##### Data section
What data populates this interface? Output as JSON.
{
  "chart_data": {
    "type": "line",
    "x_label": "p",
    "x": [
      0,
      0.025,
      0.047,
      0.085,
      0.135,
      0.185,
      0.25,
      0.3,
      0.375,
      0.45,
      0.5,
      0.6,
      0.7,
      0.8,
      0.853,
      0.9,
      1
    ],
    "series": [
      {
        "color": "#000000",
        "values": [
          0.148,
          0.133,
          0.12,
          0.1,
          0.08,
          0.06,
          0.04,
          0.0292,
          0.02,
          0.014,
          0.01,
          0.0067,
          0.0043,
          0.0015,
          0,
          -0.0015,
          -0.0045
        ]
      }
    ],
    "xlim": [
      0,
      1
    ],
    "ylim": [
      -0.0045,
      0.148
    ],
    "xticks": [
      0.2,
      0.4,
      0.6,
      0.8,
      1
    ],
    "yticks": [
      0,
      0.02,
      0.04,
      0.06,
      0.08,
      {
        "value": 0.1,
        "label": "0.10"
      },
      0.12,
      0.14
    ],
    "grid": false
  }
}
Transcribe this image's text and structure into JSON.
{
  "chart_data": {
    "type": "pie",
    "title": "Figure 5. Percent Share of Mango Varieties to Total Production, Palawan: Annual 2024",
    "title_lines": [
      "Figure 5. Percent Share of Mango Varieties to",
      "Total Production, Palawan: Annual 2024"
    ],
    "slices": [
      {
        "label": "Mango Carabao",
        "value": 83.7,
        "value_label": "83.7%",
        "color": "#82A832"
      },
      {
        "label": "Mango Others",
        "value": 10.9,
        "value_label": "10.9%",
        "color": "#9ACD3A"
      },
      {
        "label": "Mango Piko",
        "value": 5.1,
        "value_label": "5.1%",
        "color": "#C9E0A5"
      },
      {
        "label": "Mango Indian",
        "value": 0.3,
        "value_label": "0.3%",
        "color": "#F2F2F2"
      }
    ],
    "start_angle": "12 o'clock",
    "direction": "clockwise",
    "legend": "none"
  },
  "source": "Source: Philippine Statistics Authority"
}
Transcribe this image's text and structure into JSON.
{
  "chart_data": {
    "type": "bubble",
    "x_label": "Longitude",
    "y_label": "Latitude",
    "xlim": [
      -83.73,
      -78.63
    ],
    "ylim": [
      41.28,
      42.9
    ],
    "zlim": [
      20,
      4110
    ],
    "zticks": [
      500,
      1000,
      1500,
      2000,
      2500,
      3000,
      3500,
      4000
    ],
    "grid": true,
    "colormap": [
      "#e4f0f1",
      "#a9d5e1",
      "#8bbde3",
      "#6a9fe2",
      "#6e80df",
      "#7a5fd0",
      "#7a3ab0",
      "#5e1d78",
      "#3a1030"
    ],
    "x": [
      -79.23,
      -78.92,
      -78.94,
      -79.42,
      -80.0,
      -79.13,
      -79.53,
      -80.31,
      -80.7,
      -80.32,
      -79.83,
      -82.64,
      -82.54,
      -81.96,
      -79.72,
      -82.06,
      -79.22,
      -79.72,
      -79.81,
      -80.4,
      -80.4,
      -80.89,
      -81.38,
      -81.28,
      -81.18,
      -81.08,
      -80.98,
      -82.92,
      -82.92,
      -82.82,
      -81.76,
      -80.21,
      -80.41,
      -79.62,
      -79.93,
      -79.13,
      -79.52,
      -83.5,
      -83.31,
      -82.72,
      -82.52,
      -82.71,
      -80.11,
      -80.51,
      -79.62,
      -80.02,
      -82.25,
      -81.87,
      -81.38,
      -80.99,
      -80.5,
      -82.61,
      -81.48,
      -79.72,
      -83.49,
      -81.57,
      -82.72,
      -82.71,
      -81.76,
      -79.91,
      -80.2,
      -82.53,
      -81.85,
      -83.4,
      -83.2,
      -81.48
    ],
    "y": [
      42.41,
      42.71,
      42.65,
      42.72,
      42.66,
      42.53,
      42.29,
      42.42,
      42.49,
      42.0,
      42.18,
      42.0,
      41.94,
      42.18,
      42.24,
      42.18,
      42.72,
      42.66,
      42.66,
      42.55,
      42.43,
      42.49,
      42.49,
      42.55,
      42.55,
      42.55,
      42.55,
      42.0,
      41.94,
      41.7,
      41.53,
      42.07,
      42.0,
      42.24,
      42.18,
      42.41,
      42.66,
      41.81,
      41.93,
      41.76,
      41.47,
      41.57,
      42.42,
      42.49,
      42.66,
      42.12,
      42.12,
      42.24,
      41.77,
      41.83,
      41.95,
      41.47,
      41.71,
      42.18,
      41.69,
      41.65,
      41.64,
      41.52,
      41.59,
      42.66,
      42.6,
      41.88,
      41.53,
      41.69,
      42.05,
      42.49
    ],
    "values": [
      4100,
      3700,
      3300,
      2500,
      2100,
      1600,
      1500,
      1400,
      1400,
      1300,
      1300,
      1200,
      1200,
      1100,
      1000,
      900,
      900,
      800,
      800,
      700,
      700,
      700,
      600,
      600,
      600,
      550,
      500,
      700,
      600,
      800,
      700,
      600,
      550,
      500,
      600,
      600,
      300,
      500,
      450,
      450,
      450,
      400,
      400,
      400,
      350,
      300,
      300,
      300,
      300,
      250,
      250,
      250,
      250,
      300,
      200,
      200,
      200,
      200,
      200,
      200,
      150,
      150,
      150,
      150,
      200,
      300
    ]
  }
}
##########
* [Problem]:
Provide an exact reproduction of all the entries shown above.

* [Reply to the task]:
What data populates this interface? Output as JSON.
{
  "chart_data": {
    "type": "line",
    "x_label": "p",
    "x": [
      0,
      0.025,
      0.047,
      0.085,
      0.135,
      0.185,
      0.25,
      0.3,
      0.375,
      0.45,
      0.5,
      0.6,
      0.7,
      0.8,
      0.853,
      0.9,
      1
    ],
    "series": [
      {
        "color": "#000000",
        "values": [
          0.148,
          0.133,
          0.12,
          0.1,
          0.08,
          0.06,
          0.04,
          0.0292,
          0.02,
          0.014,
          0.01,
          0.0067,
          0.0043,
          0.0015,
          0,
          -0.0015,
          -0.0045
        ]
      }
    ],
    "xlim": [
      0,
      1
    ],
    "ylim": [
      -0.0045,
      0.148
    ],
    "xticks": [
      0.2,
      0.4,
      0.6,
      0.8,
      1
    ],
    "yticks": [
      0,
      0.02,
      0.04,
      0.06,
      0.08,
      {
        "value": 0.1,
        "label": "0.10"
      },
      0.12,
      0.14
    ],
    "grid": false
  }
}
Transcribe this image's text and structure into JSON.
{
  "chart_data": {
    "type": "pie",
    "title": "Figure 5. Percent Share of Mango Varieties to Total Production, Palawan: Annual 2024",
    "title_lines": [
      "Figure 5. Percent Share of Mango Varieties to",
      "Total Production, Palawan: Annual 2024"
    ],
    "slices": [
      {
        "label": "Mango Carabao",
        "value": 83.7,
        "value_label": "83.7%",
        "color": "#82A832"
      },
      {
        "label": "Mango Others",
        "value": 10.9,
        "value_label": "10.9%",
        "color": "#9ACD3A"
      },
      {
        "label": "Mango Piko",
        "value": 5.1,
        "value_label": "5.1%",
        "color": "#C9E0A5"
      },
      {
        "label": "Mango Indian",
        "value": 0.3,
        "value_label": "0.3%",
        "color": "#F2F2F2"
      }
    ],
    "start_angle": "12 o'clock",
    "direction": "clockwise",
    "legend": "none"
  },
  "source": "Source: Philippine Statistics Authority"
}
Transcribe this image's text and structure into JSON.
{
  "chart_data": {
    "type": "bubble",
    "x_label": "Longitude",
    "y_label": "Latitude",
    "xlim": [
      -83.73,
      -78.63
    ],
    "ylim": [
      41.28,
      42.9
    ],
    "zlim": [
      20,
      4110
    ],
    "zticks": [
      500,
      1000,
      1500,
      2000,
      2500,
      3000,
      3500,
      4000
    ],
    "grid": true,
    "colormap": [
      "#e4f0f1",
      "#a9d5e1",
      "#8bbde3",
      "#6a9fe2",
      "#6e80df",
      "#7a5fd0",
      "#7a3ab0",
      "#5e1d78",
      "#3a1030"
    ],
    "x": [
      -79.23,
      -78.92,
      -78.94,
      -79.42,
      -80.0,
      -79.13,
      -79.53,
      -80.31,
      -80.7,
      -80.32,
      -79.83,
      -82.64,
      -82.54,
      -81.96,
      -79.72,
      -82.06,
      -79.22,
      -79.72,
      -79.81,
      -80.4,
      -80.4,
      -80.89,
      -81.38,
      -81.28,
      -81.18,
      -81.08,
      -80.98,
      -82.92,
      -82.92,
      -82.82,
      -81.76,
      -80.21,
      -80.41,
      -79.62,
      -79.93,
      -79.13,
      -79.52,
      -83.5,
      -83.31,
      -82.72,
      -82.52,
      -82.71,
      -80.11,
      -80.51,
      -79.62,
      -80.02,
      -82.25,
      -81.87,
      -81.38,
      -80.99,
      -80.5,
      -82.61,
      -81.48,
      -79.72,
      -83.49,
      -81.57,
      -82.72,
      -82.71,
      -81.76,
      -79.91,
      -80.2,
      -82.53,
      -81.85,
      -83.4,
      -83.2,
      -81.48
    ],
    "y": [
      42.41,
      42.71,
      42.65,
      42.72,
      42.66,
      42.53,
      42.29,
      42.42,
      42.49,
      42.0,
      42.18,
      42.0,
      41.94,
      42.18,
      42.24,
      42.18,
      42.72,
      42.66,
      42.66,
      42.55,
      42.43,
      42.49,
      42.49,
      42.55,
      42.55,
      42.55,
      42.55,
      42.0,
      41.94,
      41.7,
      41.53,
      42.07,
      42.0,
      42.24,
      42.18,
      42.41,
      42.66,
      41.81,
      41.93,
      41.76,
      41.47,
      41.57,
      42.42,
      42.49,
      42.66,
      42.12,
      42.12,
      42.24,
      41.77,
      41.83,
      41.95,
      41.47,
      41.71,
      42.18,
      41.69,
      41.65,
      41.64,
      41.52,
      41.59,
      42.66,
      42.6,
      41.88,
      41.53,
      41.69,
      42.05,
      42.49
    ],
    "values": [
      4100,
      3700,
      3300,
      2500,
      2100,
      1600,
      1500,
      1400,
      1400,
      1300,
      1300,
      1200,
      1200,
      1100,
      1000,
      900,
      900,
      800,
      800,
      700,
      700,
      700,
      600,
      600,
      600,
      550,
      500,
      700,
      600,
      800,
      700,
      600,
      550,
      500,
      600,
      600,
      300,
      500,
      450,
      450,
      450,
      400,
      400,
      400,
      350,
      300,
      300,
      300,
      300,
      250,
      250,
      250,
      250,
      300,
      200,
      200,
      200,
      200,
      200,
      200,
      150,
      150,
      150,
      150,
      200,
      300
    ]
  }
}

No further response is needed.